*PROBLEM TO WORK ON*.
Return each line of the listing below, unchanged, and omit the images.

*Stored data*.
****************************************
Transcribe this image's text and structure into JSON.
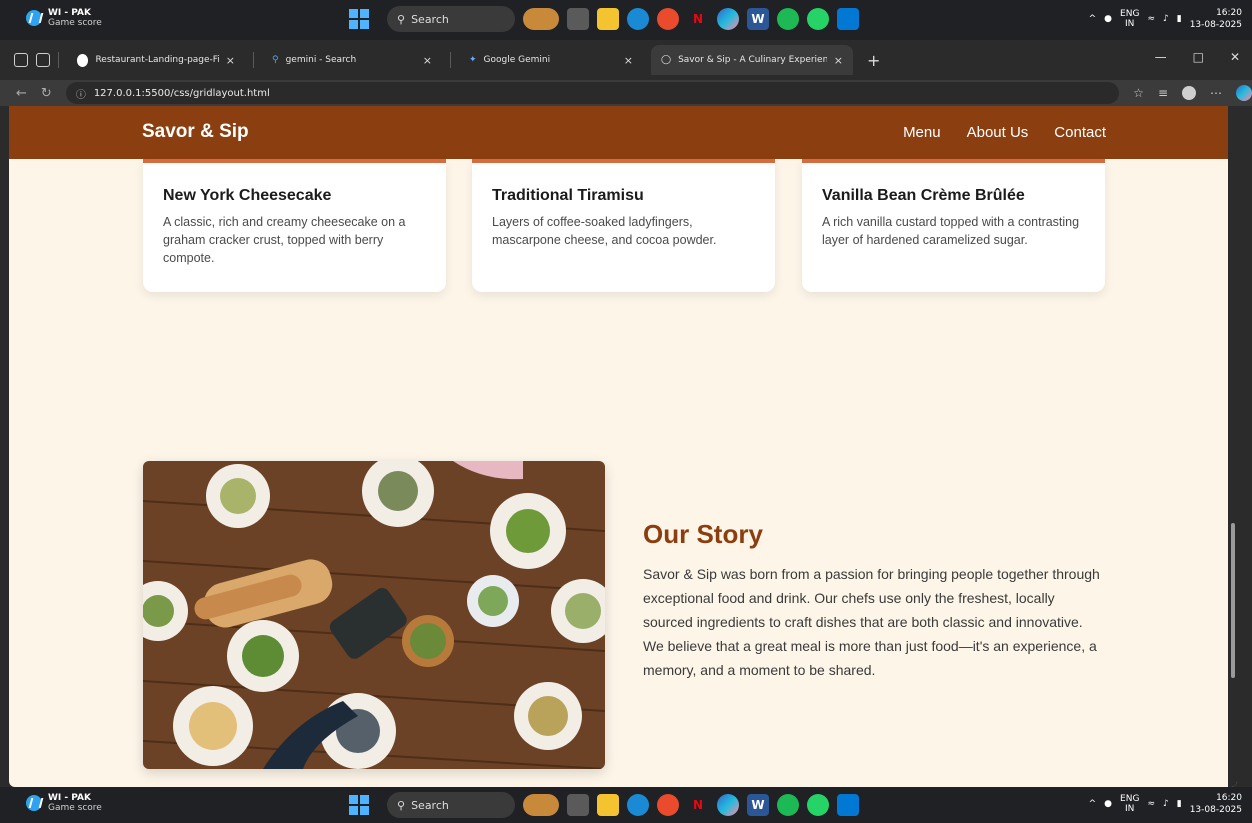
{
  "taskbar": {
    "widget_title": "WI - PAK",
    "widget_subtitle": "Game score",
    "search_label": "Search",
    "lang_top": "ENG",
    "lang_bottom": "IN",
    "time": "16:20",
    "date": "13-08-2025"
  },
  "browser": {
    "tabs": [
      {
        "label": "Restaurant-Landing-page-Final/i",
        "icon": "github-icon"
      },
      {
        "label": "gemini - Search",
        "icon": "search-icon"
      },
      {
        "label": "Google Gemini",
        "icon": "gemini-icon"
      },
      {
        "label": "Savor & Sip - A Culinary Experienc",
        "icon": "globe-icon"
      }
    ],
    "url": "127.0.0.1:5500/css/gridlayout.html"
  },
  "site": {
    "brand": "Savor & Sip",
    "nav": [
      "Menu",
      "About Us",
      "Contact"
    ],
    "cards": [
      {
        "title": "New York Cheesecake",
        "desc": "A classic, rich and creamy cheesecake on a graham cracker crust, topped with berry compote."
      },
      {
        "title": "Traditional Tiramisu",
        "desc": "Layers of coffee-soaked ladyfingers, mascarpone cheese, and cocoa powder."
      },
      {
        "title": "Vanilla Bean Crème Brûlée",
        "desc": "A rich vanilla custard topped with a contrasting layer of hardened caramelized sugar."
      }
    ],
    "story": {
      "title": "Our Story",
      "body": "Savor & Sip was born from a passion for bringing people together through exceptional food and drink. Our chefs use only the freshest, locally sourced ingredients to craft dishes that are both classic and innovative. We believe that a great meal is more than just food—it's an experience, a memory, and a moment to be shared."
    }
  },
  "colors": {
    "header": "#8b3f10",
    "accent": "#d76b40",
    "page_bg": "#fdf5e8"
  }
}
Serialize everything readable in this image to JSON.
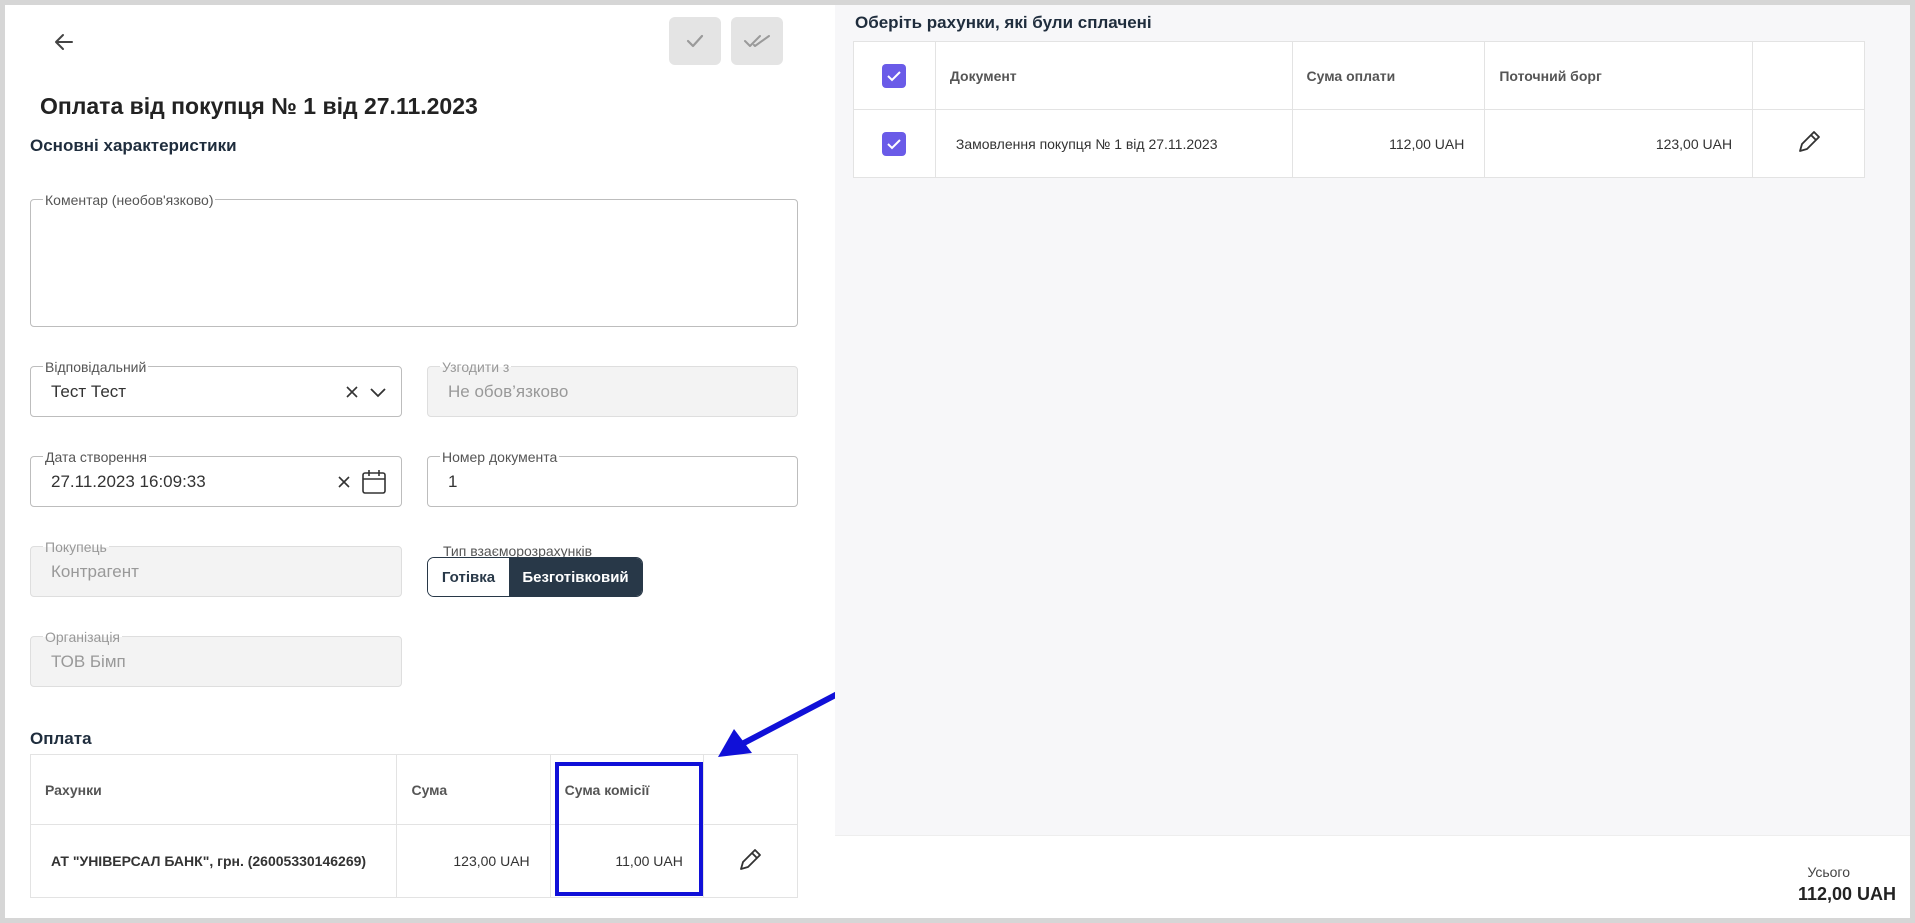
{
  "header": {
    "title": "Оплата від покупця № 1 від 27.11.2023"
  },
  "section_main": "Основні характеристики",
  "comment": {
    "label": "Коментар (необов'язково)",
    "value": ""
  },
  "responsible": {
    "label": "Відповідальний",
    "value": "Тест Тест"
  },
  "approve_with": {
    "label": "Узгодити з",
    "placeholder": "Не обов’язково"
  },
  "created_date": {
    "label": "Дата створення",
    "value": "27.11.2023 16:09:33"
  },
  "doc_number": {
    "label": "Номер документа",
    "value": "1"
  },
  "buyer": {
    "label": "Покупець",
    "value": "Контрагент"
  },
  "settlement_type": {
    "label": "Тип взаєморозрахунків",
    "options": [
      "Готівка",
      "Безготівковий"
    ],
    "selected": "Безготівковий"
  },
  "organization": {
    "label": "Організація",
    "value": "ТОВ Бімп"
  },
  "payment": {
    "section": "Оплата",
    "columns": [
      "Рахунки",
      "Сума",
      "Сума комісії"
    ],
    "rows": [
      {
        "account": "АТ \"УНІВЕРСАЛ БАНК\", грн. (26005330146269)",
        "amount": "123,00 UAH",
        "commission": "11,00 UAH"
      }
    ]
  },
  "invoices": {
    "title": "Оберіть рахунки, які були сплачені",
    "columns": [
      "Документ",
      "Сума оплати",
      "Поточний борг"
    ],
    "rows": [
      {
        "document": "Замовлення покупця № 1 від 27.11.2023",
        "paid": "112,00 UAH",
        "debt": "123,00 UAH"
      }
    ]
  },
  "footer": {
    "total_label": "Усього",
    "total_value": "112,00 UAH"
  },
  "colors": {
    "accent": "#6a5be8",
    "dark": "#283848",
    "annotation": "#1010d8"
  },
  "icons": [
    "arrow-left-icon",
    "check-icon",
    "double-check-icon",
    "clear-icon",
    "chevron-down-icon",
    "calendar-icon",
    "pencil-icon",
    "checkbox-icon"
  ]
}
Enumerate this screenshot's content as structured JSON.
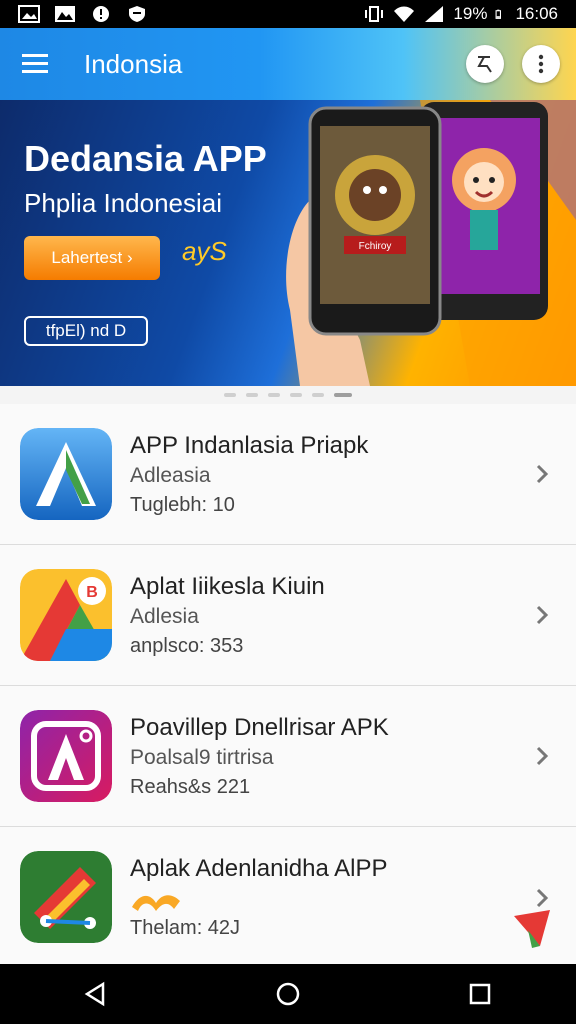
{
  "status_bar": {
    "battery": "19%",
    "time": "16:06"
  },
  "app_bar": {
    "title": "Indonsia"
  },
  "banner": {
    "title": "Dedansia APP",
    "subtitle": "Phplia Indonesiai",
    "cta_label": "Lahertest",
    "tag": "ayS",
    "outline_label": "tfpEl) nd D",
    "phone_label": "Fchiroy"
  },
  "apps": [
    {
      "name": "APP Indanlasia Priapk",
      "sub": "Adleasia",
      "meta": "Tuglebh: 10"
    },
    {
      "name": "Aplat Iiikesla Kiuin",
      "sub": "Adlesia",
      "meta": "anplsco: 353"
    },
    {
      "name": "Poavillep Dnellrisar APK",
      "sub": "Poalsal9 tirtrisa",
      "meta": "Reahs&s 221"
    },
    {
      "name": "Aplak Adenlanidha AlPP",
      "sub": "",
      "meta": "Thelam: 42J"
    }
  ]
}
****************************************
*FINISHED EXERCISE*.
Transcribe this image's text and structure into JSON.
{
  "taskbar": {
    "widget_title": "WI - PAK",
    "widget_subtitle": "Game score",
    "search_label": "Search",
    "lang_top": "ENG",
    "lang_bottom": "IN",
    "time": "16:20",
    "date": "13-08-2025"
  },
  "browser": {
    "tabs": [
      {
        "label": "Restaurant-Landing-page-Final/i",
        "icon": "github-icon"
      },
      {
        "label": "gemini - Search",
        "icon": "search-icon"
      },
      {
        "label": "Google Gemini",
        "icon": "gemini-icon"
      },
      {
        "label": "Savor & Sip - A Culinary Experienc",
        "icon": "globe-icon"
      }
    ],
    "url": "127.0.0.1:5500/css/gridlayout.html"
  },
  "site": {
    "brand": "Savor & Sip",
    "nav": [
      "Menu",
      "About Us",
      "Contact"
    ],
    "cards": [
      {
        "title": "New York Cheesecake",
        "desc": "A classic, rich and creamy cheesecake on a graham cracker crust, topped with berry compote."
      },
      {
        "title": "Traditional Tiramisu",
        "desc": "Layers of coffee-soaked ladyfingers, mascarpone cheese, and cocoa powder."
      },
      {
        "title": "Vanilla Bean Crème Brûlée",
        "desc": "A rich vanilla custard topped with a contrasting layer of hardened caramelized sugar."
      }
    ],
    "story": {
      "title": "Our Story",
      "body": "Savor & Sip was born from a passion for bringing people together through exceptional food and drink. Our chefs use only the freshest, locally sourced ingredients to craft dishes that are both classic and innovative. We believe that a great meal is more than just food—it's an experience, a memory, and a moment to be shared."
    }
  },
  "colors": {
    "header": "#8b3f10",
    "accent": "#d76b40",
    "page_bg": "#fdf5e8"
  }
}
Serialize everything readable in this image to JSON.
{
  "header": {
    "title": "Оплата від покупця № 1 від 27.11.2023"
  },
  "section_main": "Основні характеристики",
  "comment": {
    "label": "Коментар (необов'язково)",
    "value": ""
  },
  "responsible": {
    "label": "Відповідальний",
    "value": "Тест Тест"
  },
  "approve_with": {
    "label": "Узгодити з",
    "placeholder": "Не обов’язково"
  },
  "created_date": {
    "label": "Дата створення",
    "value": "27.11.2023 16:09:33"
  },
  "doc_number": {
    "label": "Номер документа",
    "value": "1"
  },
  "buyer": {
    "label": "Покупець",
    "value": "Контрагент"
  },
  "settlement_type": {
    "label": "Тип взаєморозрахунків",
    "options": [
      "Готівка",
      "Безготівковий"
    ],
    "selected": "Безготівковий"
  },
  "organization": {
    "label": "Організація",
    "value": "ТОВ Бімп"
  },
  "payment": {
    "section": "Оплата",
    "columns": [
      "Рахунки",
      "Сума",
      "Сума комісії"
    ],
    "rows": [
      {
        "account": "АТ \"УНІВЕРСАЛ БАНК\", грн. (26005330146269)",
        "amount": "123,00 UAH",
        "commission": "11,00 UAH"
      }
    ]
  },
  "invoices": {
    "title": "Оберіть рахунки, які були сплачені",
    "columns": [
      "Документ",
      "Сума оплати",
      "Поточний борг"
    ],
    "rows": [
      {
        "document": "Замовлення покупця № 1 від 27.11.2023",
        "paid": "112,00 UAH",
        "debt": "123,00 UAH"
      }
    ]
  },
  "footer": {
    "total_label": "Усього",
    "total_value": "112,00 UAH"
  },
  "colors": {
    "accent": "#6a5be8",
    "dark": "#283848",
    "annotation": "#1010d8"
  },
  "icons": [
    "arrow-left-icon",
    "check-icon",
    "double-check-icon",
    "clear-icon",
    "chevron-down-icon",
    "calendar-icon",
    "pencil-icon",
    "checkbox-icon"
  ]
}
Enumerate this screenshot's content as structured JSON.
{
  "status_bar": {
    "battery": "19%",
    "time": "16:06"
  },
  "app_bar": {
    "title": "Indonsia"
  },
  "banner": {
    "title": "Dedansia APP",
    "subtitle": "Phplia Indonesiai",
    "cta_label": "Lahertest",
    "tag": "ayS",
    "outline_label": "tfpEl) nd D",
    "phone_label": "Fchiroy"
  },
  "apps": [
    {
      "name": "APP Indanlasia Priapk",
      "sub": "Adleasia",
      "meta": "Tuglebh: 10"
    },
    {
      "name": "Aplat Iiikesla Kiuin",
      "sub": "Adlesia",
      "meta": "anplsco: 353"
    },
    {
      "name": "Poavillep Dnellrisar APK",
      "sub": "Poalsal9 tirtrisa",
      "meta": "Reahs&s 221"
    },
    {
      "name": "Aplak Adenlanidha AlPP",
      "sub": "",
      "meta": "Thelam: 42J"
    }
  ]
}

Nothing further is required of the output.